§ **What is asked**: Copy each line of the entries beneath that contains the word "color".

Data entries for graphics
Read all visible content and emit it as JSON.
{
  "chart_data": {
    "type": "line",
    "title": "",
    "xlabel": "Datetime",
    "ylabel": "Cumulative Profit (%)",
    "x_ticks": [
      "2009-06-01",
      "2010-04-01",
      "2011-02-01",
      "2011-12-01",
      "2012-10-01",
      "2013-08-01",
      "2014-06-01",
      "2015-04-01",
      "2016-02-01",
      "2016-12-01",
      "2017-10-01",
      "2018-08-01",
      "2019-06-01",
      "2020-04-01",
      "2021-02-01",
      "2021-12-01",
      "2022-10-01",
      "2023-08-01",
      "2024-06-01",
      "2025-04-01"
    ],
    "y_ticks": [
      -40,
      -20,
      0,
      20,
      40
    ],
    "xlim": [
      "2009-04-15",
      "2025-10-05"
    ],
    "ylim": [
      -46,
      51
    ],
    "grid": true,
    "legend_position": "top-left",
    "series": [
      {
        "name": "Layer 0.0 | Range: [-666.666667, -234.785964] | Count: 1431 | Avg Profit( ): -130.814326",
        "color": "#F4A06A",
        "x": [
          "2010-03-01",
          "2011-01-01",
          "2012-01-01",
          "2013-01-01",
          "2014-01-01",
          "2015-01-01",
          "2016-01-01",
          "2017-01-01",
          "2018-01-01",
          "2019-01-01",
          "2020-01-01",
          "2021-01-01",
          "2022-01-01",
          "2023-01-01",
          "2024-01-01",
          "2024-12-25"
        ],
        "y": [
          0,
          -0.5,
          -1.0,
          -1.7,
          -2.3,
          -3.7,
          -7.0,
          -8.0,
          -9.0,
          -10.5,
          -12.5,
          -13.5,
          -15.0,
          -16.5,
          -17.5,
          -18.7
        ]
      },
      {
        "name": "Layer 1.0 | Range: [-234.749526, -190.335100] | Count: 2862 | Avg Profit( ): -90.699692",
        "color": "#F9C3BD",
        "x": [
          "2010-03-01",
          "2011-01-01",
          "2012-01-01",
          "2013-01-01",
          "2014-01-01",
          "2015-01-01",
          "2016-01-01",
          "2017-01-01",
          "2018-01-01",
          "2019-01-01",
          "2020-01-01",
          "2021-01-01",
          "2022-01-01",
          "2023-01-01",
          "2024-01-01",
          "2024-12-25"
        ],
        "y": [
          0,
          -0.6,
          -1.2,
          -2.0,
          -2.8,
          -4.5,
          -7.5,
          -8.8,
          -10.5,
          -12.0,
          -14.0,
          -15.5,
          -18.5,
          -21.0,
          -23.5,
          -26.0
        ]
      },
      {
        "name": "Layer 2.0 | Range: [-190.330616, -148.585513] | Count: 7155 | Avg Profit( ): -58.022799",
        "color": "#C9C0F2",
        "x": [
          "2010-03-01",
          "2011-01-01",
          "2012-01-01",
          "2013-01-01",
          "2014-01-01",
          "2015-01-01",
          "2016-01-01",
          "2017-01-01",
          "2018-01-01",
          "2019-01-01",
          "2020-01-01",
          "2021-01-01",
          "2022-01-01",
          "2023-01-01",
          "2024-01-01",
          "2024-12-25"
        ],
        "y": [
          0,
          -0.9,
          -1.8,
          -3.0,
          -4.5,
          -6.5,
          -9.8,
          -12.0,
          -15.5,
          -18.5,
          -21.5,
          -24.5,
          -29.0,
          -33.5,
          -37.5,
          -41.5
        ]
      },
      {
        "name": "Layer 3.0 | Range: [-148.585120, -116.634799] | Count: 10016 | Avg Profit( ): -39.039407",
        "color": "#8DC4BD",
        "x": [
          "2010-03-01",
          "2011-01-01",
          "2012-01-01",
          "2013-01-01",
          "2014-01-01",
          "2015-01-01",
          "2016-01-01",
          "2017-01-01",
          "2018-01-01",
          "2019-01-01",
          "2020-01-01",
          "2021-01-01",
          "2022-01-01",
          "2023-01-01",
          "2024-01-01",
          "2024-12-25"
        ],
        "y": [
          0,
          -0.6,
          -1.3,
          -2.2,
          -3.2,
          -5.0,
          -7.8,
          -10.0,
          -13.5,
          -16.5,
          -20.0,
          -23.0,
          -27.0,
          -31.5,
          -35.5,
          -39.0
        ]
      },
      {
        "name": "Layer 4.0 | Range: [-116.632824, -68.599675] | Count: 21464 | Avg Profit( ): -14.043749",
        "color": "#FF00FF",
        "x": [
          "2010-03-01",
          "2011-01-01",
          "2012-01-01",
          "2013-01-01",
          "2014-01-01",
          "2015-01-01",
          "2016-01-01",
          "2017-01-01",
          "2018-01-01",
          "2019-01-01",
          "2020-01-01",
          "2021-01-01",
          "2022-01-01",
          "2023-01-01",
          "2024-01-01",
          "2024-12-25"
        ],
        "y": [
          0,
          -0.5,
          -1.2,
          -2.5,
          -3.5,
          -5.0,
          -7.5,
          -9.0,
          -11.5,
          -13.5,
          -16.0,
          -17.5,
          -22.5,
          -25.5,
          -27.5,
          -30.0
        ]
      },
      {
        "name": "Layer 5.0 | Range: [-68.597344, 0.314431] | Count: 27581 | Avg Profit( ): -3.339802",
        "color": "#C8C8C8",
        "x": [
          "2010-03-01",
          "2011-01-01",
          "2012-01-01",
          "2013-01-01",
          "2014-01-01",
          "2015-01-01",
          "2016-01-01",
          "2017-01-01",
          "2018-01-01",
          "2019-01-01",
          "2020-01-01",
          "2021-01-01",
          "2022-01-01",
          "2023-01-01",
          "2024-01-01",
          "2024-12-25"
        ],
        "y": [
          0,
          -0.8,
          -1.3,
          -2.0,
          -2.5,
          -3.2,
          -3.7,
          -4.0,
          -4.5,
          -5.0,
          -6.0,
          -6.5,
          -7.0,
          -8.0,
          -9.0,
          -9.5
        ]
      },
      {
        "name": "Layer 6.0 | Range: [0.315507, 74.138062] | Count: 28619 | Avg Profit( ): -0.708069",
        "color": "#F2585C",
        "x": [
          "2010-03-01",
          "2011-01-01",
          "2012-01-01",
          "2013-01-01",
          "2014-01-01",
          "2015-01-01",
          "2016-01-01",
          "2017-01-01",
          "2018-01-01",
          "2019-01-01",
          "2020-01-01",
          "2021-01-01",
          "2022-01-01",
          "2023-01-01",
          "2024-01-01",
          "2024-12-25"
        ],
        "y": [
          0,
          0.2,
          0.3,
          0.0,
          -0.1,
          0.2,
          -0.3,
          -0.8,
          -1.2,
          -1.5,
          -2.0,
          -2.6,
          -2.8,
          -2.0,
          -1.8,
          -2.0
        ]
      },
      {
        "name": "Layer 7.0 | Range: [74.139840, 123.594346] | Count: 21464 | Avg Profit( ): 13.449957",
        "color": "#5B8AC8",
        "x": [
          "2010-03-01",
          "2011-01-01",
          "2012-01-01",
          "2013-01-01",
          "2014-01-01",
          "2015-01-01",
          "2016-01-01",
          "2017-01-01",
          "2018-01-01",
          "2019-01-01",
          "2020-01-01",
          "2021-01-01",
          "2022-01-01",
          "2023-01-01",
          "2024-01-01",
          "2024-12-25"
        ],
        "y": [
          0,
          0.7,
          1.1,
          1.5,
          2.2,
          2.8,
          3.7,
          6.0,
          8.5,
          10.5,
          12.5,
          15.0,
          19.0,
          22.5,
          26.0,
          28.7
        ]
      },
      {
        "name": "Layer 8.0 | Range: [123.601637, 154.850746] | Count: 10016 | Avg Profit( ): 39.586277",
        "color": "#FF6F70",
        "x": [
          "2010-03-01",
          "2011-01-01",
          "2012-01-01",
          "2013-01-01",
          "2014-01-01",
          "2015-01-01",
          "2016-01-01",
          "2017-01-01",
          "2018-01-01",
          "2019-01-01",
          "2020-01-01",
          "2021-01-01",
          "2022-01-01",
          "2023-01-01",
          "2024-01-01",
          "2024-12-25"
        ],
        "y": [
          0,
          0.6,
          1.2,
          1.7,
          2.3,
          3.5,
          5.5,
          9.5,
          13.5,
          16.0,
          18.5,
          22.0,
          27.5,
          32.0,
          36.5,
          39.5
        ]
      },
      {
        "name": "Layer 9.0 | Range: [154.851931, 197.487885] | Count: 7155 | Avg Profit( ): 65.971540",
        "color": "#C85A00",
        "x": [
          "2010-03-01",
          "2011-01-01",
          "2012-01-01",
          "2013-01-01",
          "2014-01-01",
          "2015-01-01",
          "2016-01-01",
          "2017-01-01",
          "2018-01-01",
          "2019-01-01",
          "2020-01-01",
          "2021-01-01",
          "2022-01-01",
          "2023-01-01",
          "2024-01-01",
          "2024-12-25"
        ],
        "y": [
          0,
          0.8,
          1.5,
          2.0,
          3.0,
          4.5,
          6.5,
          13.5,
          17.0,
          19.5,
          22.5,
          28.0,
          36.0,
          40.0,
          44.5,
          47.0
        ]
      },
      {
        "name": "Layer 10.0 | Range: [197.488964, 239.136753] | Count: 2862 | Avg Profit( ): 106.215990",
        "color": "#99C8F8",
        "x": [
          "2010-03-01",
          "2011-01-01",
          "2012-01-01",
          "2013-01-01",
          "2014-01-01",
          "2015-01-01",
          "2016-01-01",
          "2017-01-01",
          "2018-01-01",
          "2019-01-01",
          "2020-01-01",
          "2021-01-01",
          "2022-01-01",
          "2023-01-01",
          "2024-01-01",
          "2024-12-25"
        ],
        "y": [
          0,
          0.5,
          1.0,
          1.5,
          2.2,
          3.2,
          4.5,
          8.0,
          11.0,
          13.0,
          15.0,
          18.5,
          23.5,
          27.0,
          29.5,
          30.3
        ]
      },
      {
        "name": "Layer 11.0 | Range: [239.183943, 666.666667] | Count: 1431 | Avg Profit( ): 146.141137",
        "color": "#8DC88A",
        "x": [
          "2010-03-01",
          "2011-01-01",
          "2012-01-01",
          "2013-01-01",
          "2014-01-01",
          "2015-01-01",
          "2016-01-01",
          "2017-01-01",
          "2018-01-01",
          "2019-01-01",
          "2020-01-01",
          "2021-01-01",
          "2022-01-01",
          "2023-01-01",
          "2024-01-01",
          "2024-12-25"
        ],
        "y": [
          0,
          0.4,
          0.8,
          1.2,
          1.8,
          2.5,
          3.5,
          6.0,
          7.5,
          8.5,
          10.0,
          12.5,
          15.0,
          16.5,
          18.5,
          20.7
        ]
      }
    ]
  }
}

§ **Worked answer**:
        "color": "#F4A06A",
        "color": "#F9C3BD",
        "color": "#C9C0F2",
        "color": "#8DC4BD",
        "color": "#FF00FF",
        "color": "#C8C8C8",
        "color": "#F2585C",
        "color": "#5B8AC8",
        "color": "#FF6F70",
        "color": "#C85A00",
        "color": "#99C8F8",
        "color": "#8DC88A",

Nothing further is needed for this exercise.